## Aim of the task
Check every line of the material below for the string "this", and return the ones that have it.

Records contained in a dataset
━━━━━━━━

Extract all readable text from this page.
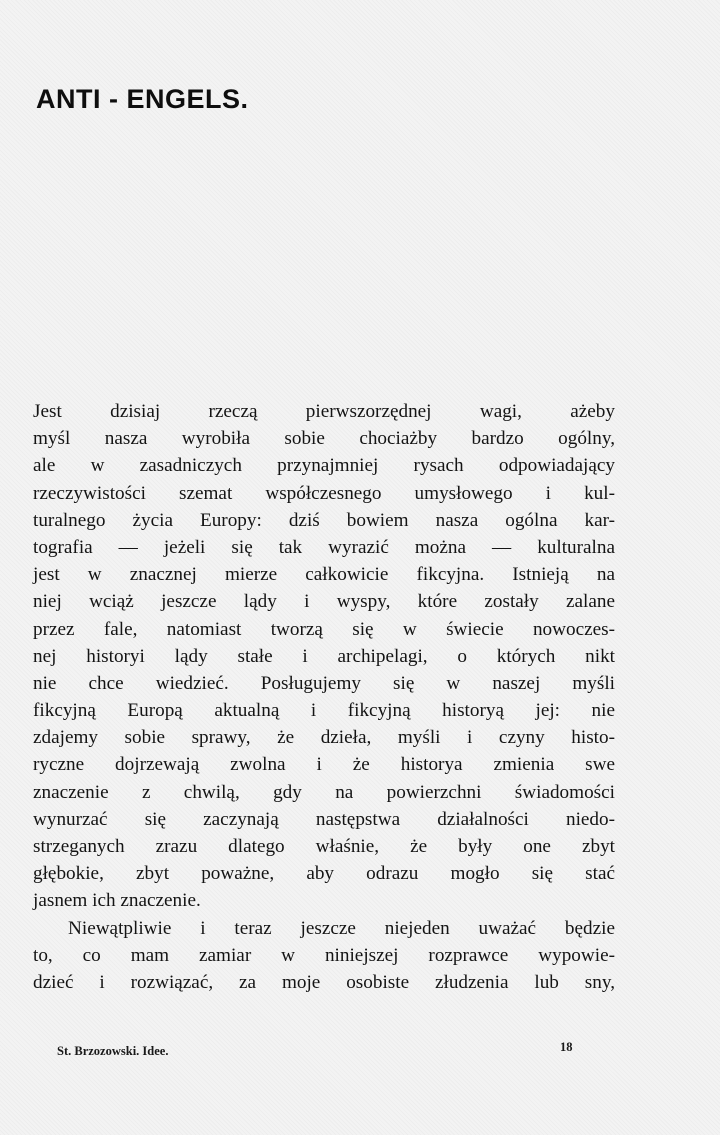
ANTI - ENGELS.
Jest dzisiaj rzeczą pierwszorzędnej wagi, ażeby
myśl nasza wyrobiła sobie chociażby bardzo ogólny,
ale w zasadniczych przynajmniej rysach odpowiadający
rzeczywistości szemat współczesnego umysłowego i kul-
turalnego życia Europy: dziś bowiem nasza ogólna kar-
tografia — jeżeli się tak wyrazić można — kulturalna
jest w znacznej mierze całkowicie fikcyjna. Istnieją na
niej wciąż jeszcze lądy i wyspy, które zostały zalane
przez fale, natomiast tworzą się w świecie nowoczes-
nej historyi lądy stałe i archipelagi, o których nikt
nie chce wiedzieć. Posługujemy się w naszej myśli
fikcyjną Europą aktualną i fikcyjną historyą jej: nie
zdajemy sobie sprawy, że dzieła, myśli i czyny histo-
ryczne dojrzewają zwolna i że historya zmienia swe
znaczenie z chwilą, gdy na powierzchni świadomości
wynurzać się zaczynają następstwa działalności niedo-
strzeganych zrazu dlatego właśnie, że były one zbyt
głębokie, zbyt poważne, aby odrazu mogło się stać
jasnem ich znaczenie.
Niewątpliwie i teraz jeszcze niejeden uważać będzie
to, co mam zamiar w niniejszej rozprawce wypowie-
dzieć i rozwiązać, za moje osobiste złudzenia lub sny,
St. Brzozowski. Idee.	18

━━━━━━━━

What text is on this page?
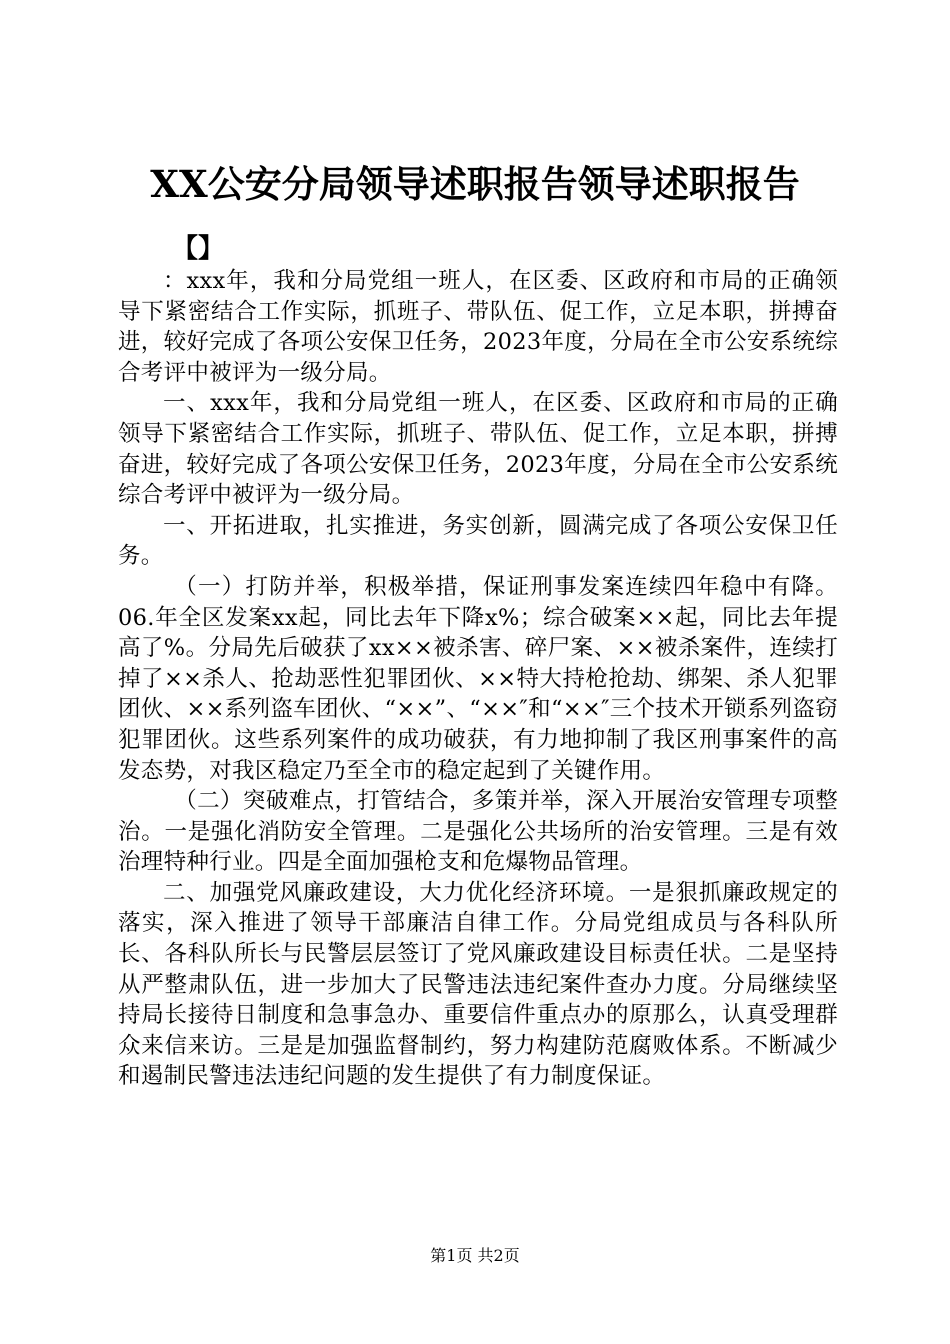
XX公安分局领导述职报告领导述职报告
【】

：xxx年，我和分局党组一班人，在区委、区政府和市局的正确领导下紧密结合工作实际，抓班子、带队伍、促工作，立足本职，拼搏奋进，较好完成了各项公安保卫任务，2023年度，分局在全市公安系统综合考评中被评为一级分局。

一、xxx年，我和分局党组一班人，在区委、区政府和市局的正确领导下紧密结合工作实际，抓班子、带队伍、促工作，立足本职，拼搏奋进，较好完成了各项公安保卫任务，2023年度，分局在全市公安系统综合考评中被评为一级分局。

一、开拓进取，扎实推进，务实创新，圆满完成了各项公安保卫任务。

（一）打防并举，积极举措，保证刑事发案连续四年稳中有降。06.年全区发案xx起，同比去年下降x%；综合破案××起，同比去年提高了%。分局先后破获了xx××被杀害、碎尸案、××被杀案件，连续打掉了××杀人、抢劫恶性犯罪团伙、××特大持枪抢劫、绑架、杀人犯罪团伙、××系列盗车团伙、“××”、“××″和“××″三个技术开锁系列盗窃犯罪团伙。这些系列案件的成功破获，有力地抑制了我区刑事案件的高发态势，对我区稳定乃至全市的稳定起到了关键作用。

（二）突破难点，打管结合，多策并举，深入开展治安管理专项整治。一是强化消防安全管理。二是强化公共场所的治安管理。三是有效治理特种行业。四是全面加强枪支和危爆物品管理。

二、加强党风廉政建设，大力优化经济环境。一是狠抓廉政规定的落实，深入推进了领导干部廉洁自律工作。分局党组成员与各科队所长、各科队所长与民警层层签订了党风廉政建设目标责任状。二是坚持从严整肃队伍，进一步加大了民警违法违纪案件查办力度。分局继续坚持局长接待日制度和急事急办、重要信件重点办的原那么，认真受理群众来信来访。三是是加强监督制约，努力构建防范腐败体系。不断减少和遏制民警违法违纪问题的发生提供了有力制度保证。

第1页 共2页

━━━━━━━━

## Output of the exercise
Extract all readable text from this page.
What text is on this page?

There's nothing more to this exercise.